→ WHAT THE TASK ASKS: All of the records below should be output exactly.
### AVAILABLE DATA
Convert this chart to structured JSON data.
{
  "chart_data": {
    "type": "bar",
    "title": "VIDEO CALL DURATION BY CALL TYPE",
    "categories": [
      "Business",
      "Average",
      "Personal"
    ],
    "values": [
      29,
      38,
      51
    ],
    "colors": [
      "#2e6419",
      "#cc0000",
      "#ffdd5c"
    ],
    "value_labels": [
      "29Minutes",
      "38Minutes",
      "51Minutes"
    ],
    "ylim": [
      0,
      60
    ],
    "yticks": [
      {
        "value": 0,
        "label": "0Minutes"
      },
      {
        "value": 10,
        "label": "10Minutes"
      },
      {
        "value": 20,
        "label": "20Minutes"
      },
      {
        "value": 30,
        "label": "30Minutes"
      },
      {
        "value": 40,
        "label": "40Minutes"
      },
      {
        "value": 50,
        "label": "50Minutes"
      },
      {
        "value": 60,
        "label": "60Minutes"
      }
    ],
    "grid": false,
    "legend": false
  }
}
######
→ WORKED ANSWER:
Convert this chart to structured JSON data.
{
  "chart_data": {
    "type": "bar",
    "title": "VIDEO CALL DURATION BY CALL TYPE",
    "categories": [
      "Business",
      "Average",
      "Personal"
    ],
    "values": [
      29,
      38,
      51
    ],
    "colors": [
      "#2e6419",
      "#cc0000",
      "#ffdd5c"
    ],
    "value_labels": [
      "29Minutes",
      "38Minutes",
      "51Minutes"
    ],
    "ylim": [
      0,
      60
    ],
    "yticks": [
      {
        "value": 0,
        "label": "0Minutes"
      },
      {
        "value": 10,
        "label": "10Minutes"
      },
      {
        "value": 20,
        "label": "20Minutes"
      },
      {
        "value": 30,
        "label": "30Minutes"
      },
      {
        "value": 40,
        "label": "40Minutes"
      },
      {
        "value": 50,
        "label": "50Minutes"
      },
      {
        "value": 60,
        "label": "60Minutes"
      }
    ],
    "grid": false,
    "legend": false
  }
}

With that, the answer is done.